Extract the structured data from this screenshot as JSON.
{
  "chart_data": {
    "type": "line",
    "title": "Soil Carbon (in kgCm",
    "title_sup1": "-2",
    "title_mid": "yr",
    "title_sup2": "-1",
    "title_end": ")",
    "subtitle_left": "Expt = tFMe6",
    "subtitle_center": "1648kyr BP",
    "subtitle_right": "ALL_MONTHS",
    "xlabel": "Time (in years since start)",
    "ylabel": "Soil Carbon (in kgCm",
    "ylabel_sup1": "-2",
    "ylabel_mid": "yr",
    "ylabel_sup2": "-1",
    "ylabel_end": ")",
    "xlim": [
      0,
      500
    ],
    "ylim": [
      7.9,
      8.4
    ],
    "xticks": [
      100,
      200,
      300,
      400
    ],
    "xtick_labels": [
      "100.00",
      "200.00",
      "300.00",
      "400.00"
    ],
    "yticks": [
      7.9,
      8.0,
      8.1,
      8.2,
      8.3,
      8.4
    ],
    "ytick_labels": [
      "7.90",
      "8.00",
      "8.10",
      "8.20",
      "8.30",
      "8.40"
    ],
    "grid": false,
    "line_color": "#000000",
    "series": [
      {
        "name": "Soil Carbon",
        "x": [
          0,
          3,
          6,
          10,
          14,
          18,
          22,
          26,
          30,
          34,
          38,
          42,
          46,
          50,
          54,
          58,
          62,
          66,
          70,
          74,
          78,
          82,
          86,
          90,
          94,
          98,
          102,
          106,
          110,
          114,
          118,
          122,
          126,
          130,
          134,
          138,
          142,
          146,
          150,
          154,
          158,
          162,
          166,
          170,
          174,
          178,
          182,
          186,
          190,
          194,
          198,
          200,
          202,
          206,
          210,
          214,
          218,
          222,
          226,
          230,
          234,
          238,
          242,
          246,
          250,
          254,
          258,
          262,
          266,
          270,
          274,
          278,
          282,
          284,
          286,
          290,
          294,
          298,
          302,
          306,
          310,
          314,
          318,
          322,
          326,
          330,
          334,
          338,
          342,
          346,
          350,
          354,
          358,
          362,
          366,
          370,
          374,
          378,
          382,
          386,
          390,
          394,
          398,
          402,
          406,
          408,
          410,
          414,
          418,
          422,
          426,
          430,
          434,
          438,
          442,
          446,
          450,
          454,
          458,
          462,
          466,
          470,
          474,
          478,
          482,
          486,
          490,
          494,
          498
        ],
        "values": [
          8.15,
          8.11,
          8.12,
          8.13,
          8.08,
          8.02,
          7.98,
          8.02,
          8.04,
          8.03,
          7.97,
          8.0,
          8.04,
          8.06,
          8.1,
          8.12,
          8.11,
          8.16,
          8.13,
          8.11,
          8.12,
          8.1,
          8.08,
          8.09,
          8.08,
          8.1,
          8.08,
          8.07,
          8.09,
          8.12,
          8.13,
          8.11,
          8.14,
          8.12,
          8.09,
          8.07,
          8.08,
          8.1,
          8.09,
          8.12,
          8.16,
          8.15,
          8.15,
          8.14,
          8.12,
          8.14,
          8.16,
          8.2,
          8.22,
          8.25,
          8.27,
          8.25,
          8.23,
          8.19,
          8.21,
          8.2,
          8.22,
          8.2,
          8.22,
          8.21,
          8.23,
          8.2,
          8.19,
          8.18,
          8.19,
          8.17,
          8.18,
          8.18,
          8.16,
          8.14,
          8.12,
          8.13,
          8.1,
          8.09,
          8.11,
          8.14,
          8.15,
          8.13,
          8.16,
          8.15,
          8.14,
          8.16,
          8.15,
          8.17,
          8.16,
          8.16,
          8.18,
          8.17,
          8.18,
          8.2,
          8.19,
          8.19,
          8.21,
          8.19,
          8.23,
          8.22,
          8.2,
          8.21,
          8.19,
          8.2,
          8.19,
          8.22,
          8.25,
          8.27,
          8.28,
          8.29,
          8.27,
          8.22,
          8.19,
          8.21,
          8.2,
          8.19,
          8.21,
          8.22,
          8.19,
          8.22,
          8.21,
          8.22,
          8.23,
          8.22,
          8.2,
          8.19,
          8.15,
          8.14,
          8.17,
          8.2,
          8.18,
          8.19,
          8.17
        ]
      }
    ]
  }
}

▬▬▬▬▬▬

Return each entry from the material above exactly as it appears.

#### [Solution to this problem]
Extract the structured data from this screenshot as JSON.
{
  "chart_data": {
    "type": "line",
    "title": "Soil Carbon (in kgCm",
    "title_sup1": "-2",
    "title_mid": "yr",
    "title_sup2": "-1",
    "title_end": ")",
    "subtitle_left": "Expt = tFMe6",
    "subtitle_center": "1648kyr BP",
    "subtitle_right": "ALL_MONTHS",
    "xlabel": "Time (in years since start)",
    "ylabel": "Soil Carbon (in kgCm",
    "ylabel_sup1": "-2",
    "ylabel_mid": "yr",
    "ylabel_sup2": "-1",
    "ylabel_end": ")",
    "xlim": [
      0,
      500
    ],
    "ylim": [
      7.9,
      8.4
    ],
    "xticks": [
      100,
      200,
      300,
      400
    ],
    "xtick_labels": [
      "100.00",
      "200.00",
      "300.00",
      "400.00"
    ],
    "yticks": [
      7.9,
      8.0,
      8.1,
      8.2,
      8.3,
      8.4
    ],
    "ytick_labels": [
      "7.90",
      "8.00",
      "8.10",
      "8.20",
      "8.30",
      "8.40"
    ],
    "grid": false,
    "line_color": "#000000",
    "series": [
      {
        "name": "Soil Carbon",
        "x": [
          0,
          3,
          6,
          10,
          14,
          18,
          22,
          26,
          30,
          34,
          38,
          42,
          46,
          50,
          54,
          58,
          62,
          66,
          70,
          74,
          78,
          82,
          86,
          90,
          94,
          98,
          102,
          106,
          110,
          114,
          118,
          122,
          126,
          130,
          134,
          138,
          142,
          146,
          150,
          154,
          158,
          162,
          166,
          170,
          174,
          178,
          182,
          186,
          190,
          194,
          198,
          200,
          202,
          206,
          210,
          214,
          218,
          222,
          226,
          230,
          234,
          238,
          242,
          246,
          250,
          254,
          258,
          262,
          266,
          270,
          274,
          278,
          282,
          284,
          286,
          290,
          294,
          298,
          302,
          306,
          310,
          314,
          318,
          322,
          326,
          330,
          334,
          338,
          342,
          346,
          350,
          354,
          358,
          362,
          366,
          370,
          374,
          378,
          382,
          386,
          390,
          394,
          398,
          402,
          406,
          408,
          410,
          414,
          418,
          422,
          426,
          430,
          434,
          438,
          442,
          446,
          450,
          454,
          458,
          462,
          466,
          470,
          474,
          478,
          482,
          486,
          490,
          494,
          498
        ],
        "values": [
          8.15,
          8.11,
          8.12,
          8.13,
          8.08,
          8.02,
          7.98,
          8.02,
          8.04,
          8.03,
          7.97,
          8.0,
          8.04,
          8.06,
          8.1,
          8.12,
          8.11,
          8.16,
          8.13,
          8.11,
          8.12,
          8.1,
          8.08,
          8.09,
          8.08,
          8.1,
          8.08,
          8.07,
          8.09,
          8.12,
          8.13,
          8.11,
          8.14,
          8.12,
          8.09,
          8.07,
          8.08,
          8.1,
          8.09,
          8.12,
          8.16,
          8.15,
          8.15,
          8.14,
          8.12,
          8.14,
          8.16,
          8.2,
          8.22,
          8.25,
          8.27,
          8.25,
          8.23,
          8.19,
          8.21,
          8.2,
          8.22,
          8.2,
          8.22,
          8.21,
          8.23,
          8.2,
          8.19,
          8.18,
          8.19,
          8.17,
          8.18,
          8.18,
          8.16,
          8.14,
          8.12,
          8.13,
          8.1,
          8.09,
          8.11,
          8.14,
          8.15,
          8.13,
          8.16,
          8.15,
          8.14,
          8.16,
          8.15,
          8.17,
          8.16,
          8.16,
          8.18,
          8.17,
          8.18,
          8.2,
          8.19,
          8.19,
          8.21,
          8.19,
          8.23,
          8.22,
          8.2,
          8.21,
          8.19,
          8.2,
          8.19,
          8.22,
          8.25,
          8.27,
          8.28,
          8.29,
          8.27,
          8.22,
          8.19,
          8.21,
          8.2,
          8.19,
          8.21,
          8.22,
          8.19,
          8.22,
          8.21,
          8.22,
          8.23,
          8.22,
          8.2,
          8.19,
          8.15,
          8.14,
          8.17,
          8.2,
          8.18,
          8.19,
          8.17
        ]
      }
    ]
  }
}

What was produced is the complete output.